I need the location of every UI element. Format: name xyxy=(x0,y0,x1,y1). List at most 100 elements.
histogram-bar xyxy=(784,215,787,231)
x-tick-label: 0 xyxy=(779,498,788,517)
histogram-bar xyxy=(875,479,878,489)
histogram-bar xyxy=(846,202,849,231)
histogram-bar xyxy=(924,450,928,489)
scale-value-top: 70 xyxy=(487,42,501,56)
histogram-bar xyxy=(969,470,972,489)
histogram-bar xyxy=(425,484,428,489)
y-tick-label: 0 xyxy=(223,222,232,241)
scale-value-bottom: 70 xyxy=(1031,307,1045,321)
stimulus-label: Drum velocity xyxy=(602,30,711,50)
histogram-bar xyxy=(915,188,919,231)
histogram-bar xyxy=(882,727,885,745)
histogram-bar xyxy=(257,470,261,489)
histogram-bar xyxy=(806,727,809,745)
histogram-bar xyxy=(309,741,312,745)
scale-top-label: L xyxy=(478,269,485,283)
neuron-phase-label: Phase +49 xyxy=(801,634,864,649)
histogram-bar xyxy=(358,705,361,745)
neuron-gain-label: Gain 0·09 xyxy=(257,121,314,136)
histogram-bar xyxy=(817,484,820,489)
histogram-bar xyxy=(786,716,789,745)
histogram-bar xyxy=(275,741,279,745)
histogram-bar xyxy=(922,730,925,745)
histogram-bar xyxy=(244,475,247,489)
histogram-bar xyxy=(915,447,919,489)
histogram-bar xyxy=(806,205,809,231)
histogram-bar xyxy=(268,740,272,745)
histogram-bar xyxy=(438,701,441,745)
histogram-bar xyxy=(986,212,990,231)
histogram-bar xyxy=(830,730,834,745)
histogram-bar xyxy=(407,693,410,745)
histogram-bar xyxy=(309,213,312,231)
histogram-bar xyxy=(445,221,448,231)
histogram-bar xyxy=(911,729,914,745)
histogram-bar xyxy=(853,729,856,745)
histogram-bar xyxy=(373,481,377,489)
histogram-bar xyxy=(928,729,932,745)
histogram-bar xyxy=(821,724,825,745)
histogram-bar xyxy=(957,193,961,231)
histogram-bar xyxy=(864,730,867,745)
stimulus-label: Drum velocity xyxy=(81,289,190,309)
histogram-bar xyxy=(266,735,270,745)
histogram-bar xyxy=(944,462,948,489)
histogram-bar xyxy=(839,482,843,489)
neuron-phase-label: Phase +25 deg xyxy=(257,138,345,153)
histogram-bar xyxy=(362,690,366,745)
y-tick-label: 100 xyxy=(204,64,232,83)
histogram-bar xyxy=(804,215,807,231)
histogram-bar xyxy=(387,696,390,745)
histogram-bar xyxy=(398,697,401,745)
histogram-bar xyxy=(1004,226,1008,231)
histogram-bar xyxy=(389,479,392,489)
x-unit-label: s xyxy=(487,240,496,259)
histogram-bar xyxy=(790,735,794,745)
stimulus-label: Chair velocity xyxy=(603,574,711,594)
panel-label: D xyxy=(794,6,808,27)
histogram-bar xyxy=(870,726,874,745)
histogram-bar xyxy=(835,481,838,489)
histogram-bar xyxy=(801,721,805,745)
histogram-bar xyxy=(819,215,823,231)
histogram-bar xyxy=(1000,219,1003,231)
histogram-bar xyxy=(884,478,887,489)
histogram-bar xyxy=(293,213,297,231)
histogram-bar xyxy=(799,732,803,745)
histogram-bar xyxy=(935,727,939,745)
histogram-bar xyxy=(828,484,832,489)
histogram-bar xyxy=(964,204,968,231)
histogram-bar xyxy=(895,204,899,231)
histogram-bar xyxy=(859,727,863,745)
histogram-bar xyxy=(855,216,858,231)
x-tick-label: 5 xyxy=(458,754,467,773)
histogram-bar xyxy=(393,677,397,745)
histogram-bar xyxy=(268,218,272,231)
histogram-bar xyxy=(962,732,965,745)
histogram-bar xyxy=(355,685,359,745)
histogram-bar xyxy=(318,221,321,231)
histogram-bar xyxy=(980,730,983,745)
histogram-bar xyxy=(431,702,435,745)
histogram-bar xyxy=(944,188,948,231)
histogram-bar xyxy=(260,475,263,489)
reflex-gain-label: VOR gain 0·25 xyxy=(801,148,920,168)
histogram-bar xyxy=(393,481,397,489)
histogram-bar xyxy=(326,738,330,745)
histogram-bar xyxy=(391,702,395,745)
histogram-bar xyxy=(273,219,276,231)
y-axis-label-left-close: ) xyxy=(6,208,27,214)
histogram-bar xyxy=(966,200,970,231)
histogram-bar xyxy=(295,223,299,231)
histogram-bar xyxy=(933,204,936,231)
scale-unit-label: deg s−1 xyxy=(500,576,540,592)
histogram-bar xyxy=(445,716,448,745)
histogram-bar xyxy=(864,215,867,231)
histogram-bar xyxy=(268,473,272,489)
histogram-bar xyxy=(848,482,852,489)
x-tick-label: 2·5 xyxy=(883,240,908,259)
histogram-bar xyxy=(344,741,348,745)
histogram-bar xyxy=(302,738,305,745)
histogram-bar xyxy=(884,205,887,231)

__EXERCISE__.
Convert the lines above into a JSON list of strings, one string per line, leaving out any blank lines.

__SOLVED EXERCISE__.
[
  "I need the location of every UI element. Format: name xyxy=(x0,y0,x1,y1). List at most 100 elements.",
  "histogram-bar xyxy=(784,215,787,231)",
  "x-tick-label: 0 xyxy=(779,498,788,517)",
  "histogram-bar xyxy=(875,479,878,489)",
  "histogram-bar xyxy=(846,202,849,231)",
  "histogram-bar xyxy=(924,450,928,489)",
  "scale-value-top: 70 xyxy=(487,42,501,56)",
  "histogram-bar xyxy=(969,470,972,489)",
  "histogram-bar xyxy=(425,484,428,489)",
  "y-tick-label: 0 xyxy=(223,222,232,241)",
  "scale-value-bottom: 70 xyxy=(1031,307,1045,321)",
  "stimulus-label: Drum velocity xyxy=(602,30,711,50)",
  "histogram-bar xyxy=(915,188,919,231)",
  "histogram-bar xyxy=(882,727,885,745)",
  "histogram-bar xyxy=(257,470,261,489)",
  "histogram-bar xyxy=(806,727,809,745)",
  "histogram-bar xyxy=(309,741,312,745)",
  "scale-top-label: L xyxy=(478,269,485,283)",
  "neuron-phase-label: Phase +49 xyxy=(801,634,864,649)",
  "histogram-bar xyxy=(358,705,361,745)",
  "neuron-gain-label: Gain 0·09 xyxy=(257,121,314,136)",
  "histogram-bar xyxy=(817,484,820,489)",
  "histogram-bar xyxy=(786,716,789,745)",
  "histogram-bar xyxy=(275,741,279,745)",
  "histogram-bar xyxy=(922,730,925,745)",
  "histogram-bar xyxy=(244,475,247,489)",
  "histogram-bar xyxy=(915,447,919,489)",
  "histogram-bar xyxy=(806,205,809,231)",
  "histogram-bar xyxy=(268,740,272,745)",
  "histogram-bar xyxy=(438,701,441,745)",
  "histogram-bar xyxy=(986,212,990,231)",
  "histogram-bar xyxy=(830,730,834,745)",
  "histogram-bar xyxy=(407,693,410,745)",
  "histogram-bar xyxy=(309,213,312,231)",
  "histogram-bar xyxy=(445,221,448,231)",
  "histogram-bar xyxy=(911,729,914,745)",
  "histogram-bar xyxy=(853,729,856,745)",
  "histogram-bar xyxy=(373,481,377,489)",
  "histogram-bar xyxy=(928,729,932,745)",
  "histogram-bar xyxy=(821,724,825,745)",
  "histogram-bar xyxy=(957,193,961,231)",
  "histogram-bar xyxy=(864,730,867,745)",
  "stimulus-label: Drum velocity xyxy=(81,289,190,309)",
  "histogram-bar xyxy=(266,735,270,745)",
  "histogram-bar xyxy=(944,462,948,489)",
  "histogram-bar xyxy=(839,482,843,489)",
  "neuron-phase-label: Phase +25 deg xyxy=(257,138,345,153)",
  "histogram-bar xyxy=(362,690,366,745)",
  "y-tick-label: 100 xyxy=(204,64,232,83)",
  "histogram-bar xyxy=(804,215,807,231)",
  "histogram-bar xyxy=(387,696,390,745)",
  "histogram-bar xyxy=(398,697,401,745)",
  "histogram-bar xyxy=(1004,226,1008,231)",
  "histogram-bar xyxy=(389,479,392,489)",
  "x-unit-label: s xyxy=(487,240,496,259)",
  "histogram-bar xyxy=(790,735,794,745)",
  "stimulus-label: Chair velocity xyxy=(603,574,711,594)",
  "panel-label: D xyxy=(794,6,808,27)",
  "histogram-bar xyxy=(870,726,874,745)",
  "histogram-bar xyxy=(835,481,838,489)",
  "histogram-bar xyxy=(801,721,805,745)",
  "histogram-bar xyxy=(819,215,823,231)",
  "histogram-bar xyxy=(1000,219,1003,231)",
  "histogram-bar xyxy=(884,478,887,489)",
  "histogram-bar xyxy=(293,213,297,231)",
  "histogram-bar xyxy=(799,732,803,745)",
  "histogram-bar xyxy=(935,727,939,745)",
  "histogram-bar xyxy=(828,484,832,489)",
  "histogram-bar xyxy=(964,204,968,231)",
  "histogram-bar xyxy=(895,204,899,231)",
  "histogram-bar xyxy=(859,727,863,745)",
  "histogram-bar xyxy=(855,216,858,231)",
  "x-tick-label: 5 xyxy=(458,754,467,773)",
  "histogram-bar xyxy=(393,677,397,745)",
  "histogram-bar xyxy=(268,218,272,231)",
  "histogram-bar xyxy=(962,732,965,745)",
  "histogram-bar xyxy=(355,685,359,745)",
  "histogram-bar xyxy=(318,221,321,231)",
  "histogram-bar xyxy=(980,730,983,745)",
  "histogram-bar xyxy=(431,702,435,745)",
  "histogram-bar xyxy=(944,188,948,231)",
  "histogram-bar xyxy=(260,475,263,489)",
  "reflex-gain-label: VOR gain 0·25 xyxy=(801,148,920,168)",
  "histogram-bar xyxy=(393,481,397,489)",
  "histogram-bar xyxy=(326,738,330,745)",
  "histogram-bar xyxy=(391,702,395,745)",
  "histogram-bar xyxy=(273,219,276,231)",
  "y-axis-label-left-close: ) xyxy=(6,208,27,214)",
  "histogram-bar xyxy=(966,200,970,231)",
  "histogram-bar xyxy=(295,223,299,231)",
  "histogram-bar xyxy=(933,204,936,231)",
  "scale-unit-label: deg s−1 xyxy=(500,576,540,592)",
  "histogram-bar xyxy=(445,716,448,745)",
  "histogram-bar xyxy=(864,215,867,231)",
  "histogram-bar xyxy=(268,473,272,489)",
  "histogram-bar xyxy=(848,482,852,489)",
  "x-tick-label: 2·5 xyxy=(883,240,908,259)",
  "histogram-bar xyxy=(344,741,348,745)",
  "histogram-bar xyxy=(302,738,305,745)",
  "histogram-bar xyxy=(884,205,887,231)"
]